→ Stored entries
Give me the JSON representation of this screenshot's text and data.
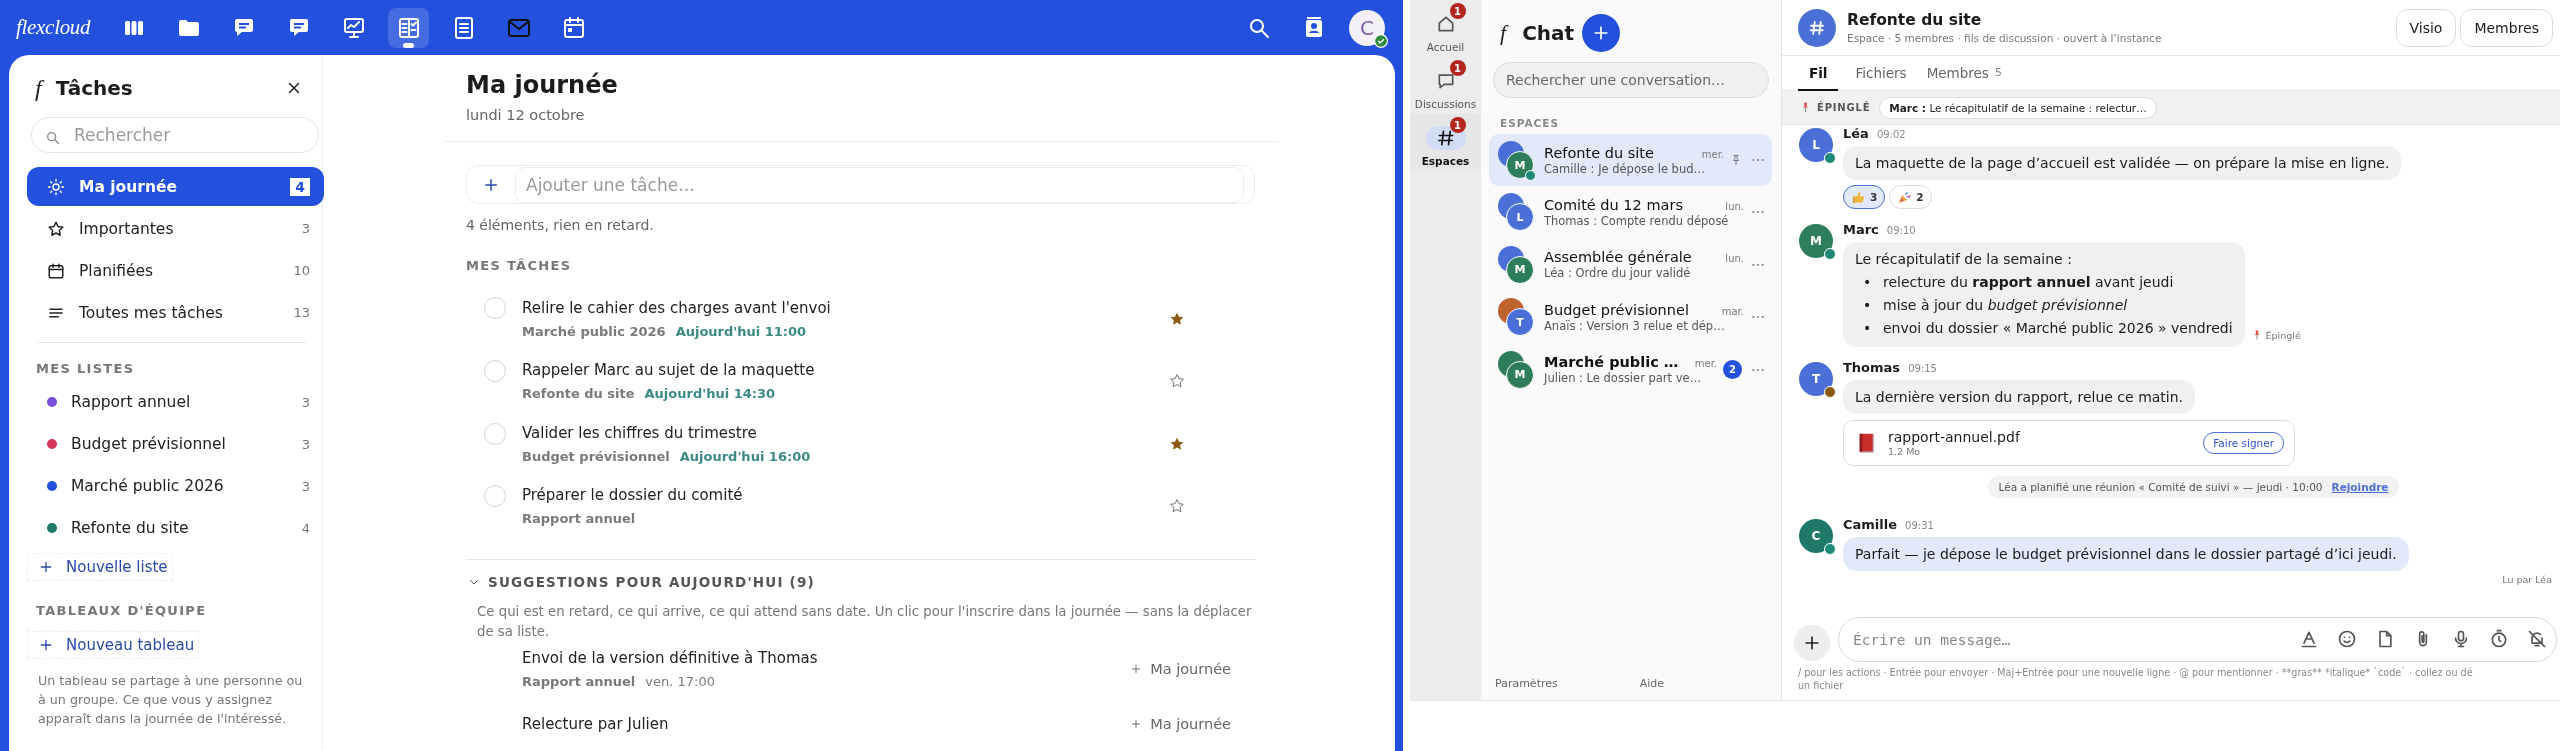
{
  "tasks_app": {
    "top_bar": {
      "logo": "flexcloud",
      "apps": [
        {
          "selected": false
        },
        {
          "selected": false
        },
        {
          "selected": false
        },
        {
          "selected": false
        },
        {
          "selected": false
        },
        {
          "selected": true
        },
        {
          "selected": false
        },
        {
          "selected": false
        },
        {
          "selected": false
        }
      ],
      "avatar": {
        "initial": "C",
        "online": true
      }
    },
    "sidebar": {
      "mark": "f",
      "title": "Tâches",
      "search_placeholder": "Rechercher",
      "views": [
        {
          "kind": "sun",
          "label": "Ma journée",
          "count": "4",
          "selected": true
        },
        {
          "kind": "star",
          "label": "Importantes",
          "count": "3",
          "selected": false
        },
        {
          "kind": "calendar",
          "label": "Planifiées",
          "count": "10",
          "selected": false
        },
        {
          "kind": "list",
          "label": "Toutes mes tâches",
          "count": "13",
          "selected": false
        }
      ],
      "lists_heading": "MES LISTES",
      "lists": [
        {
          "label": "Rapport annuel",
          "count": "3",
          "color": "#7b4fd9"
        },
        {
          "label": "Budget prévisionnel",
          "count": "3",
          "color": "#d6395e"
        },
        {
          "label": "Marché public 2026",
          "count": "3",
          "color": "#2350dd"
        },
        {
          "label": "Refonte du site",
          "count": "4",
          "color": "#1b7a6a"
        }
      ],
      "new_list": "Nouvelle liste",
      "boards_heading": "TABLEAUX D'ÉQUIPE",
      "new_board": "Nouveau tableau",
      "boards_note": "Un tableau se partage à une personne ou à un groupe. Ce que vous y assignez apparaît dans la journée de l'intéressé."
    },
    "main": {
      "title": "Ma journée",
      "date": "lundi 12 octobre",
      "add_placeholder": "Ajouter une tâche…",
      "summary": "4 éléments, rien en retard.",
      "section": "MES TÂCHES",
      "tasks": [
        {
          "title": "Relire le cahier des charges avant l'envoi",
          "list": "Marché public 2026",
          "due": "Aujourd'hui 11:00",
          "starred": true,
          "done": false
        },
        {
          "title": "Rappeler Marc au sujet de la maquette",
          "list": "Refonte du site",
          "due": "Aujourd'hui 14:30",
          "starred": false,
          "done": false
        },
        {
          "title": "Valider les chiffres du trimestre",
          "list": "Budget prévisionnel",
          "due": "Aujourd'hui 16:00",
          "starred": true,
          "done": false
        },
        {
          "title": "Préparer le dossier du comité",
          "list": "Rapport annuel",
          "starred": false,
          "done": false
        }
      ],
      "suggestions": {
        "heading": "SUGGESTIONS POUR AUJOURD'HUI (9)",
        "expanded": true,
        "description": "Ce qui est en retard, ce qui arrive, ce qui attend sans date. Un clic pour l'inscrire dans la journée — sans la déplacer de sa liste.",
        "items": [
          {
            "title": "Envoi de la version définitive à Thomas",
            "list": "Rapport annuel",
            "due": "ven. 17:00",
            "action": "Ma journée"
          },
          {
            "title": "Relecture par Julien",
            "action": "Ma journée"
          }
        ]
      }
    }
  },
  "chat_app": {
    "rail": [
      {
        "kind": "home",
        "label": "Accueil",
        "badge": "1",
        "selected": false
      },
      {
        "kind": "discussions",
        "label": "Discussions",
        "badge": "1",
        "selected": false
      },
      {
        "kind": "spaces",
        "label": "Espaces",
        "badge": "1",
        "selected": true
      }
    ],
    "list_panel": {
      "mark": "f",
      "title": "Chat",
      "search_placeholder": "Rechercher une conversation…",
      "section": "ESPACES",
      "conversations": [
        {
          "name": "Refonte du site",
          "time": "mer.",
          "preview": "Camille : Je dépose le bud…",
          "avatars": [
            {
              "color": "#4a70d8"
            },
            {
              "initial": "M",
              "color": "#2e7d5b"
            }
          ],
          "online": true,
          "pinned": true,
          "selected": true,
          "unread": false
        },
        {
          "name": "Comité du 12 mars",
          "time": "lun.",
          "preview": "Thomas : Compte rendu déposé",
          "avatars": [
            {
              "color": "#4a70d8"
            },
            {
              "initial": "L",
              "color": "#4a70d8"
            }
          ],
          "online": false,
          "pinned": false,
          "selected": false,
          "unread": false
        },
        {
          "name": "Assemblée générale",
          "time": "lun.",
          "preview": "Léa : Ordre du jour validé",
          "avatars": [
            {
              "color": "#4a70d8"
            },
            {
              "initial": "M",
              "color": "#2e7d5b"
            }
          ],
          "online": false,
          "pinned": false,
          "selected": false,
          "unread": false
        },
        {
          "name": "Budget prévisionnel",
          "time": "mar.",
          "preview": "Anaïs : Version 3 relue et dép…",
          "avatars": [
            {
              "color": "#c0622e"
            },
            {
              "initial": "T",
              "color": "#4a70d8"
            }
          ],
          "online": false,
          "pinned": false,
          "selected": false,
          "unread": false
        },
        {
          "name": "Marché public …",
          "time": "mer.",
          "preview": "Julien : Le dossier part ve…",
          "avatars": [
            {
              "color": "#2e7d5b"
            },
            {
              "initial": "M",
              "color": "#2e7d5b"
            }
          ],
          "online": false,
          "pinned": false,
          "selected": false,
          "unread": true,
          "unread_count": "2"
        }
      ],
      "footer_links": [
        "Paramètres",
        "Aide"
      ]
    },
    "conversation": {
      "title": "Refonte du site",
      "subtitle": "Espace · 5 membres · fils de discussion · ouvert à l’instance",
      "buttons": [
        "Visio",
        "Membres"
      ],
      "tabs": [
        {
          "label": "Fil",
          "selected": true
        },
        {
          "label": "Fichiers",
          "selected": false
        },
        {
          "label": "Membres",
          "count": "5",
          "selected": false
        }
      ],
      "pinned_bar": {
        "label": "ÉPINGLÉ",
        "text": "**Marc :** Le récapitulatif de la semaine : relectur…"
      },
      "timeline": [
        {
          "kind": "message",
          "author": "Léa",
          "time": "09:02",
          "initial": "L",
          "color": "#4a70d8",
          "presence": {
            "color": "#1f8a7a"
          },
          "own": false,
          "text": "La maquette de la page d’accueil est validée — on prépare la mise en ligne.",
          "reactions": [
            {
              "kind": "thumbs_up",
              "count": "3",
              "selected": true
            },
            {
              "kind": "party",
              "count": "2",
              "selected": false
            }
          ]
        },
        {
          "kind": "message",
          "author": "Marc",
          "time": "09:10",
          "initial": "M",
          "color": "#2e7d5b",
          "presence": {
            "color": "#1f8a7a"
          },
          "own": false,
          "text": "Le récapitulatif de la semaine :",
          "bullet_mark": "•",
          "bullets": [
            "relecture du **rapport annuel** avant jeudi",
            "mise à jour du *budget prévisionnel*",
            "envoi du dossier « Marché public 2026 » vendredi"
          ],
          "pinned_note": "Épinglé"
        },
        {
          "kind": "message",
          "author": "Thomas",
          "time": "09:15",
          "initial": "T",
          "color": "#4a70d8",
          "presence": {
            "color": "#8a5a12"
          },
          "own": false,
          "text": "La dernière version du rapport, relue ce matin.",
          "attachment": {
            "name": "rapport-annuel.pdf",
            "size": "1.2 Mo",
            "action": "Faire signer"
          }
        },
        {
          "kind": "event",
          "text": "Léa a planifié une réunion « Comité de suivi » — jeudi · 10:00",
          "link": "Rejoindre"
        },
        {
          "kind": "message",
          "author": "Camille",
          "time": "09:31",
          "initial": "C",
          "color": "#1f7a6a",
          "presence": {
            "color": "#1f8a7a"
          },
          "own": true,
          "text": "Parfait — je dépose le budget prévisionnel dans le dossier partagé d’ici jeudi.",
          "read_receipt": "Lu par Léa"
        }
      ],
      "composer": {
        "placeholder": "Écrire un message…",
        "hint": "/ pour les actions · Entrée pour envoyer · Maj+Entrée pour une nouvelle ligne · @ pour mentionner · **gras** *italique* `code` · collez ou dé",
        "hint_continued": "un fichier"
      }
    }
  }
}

==

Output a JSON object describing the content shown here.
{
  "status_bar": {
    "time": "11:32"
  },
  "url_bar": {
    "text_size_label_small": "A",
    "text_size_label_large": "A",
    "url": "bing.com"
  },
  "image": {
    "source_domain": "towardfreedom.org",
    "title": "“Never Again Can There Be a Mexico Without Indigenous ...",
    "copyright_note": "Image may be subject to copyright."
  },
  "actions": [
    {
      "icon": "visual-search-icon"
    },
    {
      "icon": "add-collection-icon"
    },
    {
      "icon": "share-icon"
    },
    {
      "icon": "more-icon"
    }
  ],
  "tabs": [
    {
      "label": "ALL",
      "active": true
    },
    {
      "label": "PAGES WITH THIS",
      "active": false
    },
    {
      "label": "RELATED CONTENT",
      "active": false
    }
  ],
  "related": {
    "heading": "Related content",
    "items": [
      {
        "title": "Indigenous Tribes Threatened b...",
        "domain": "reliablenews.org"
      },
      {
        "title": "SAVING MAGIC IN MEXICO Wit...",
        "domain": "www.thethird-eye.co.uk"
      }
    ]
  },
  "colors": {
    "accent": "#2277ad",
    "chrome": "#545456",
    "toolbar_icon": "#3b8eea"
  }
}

→ Task
Only the number is wanted: how many lines of the material above include the word "prévisionnel"?

→ Result for this exercise
5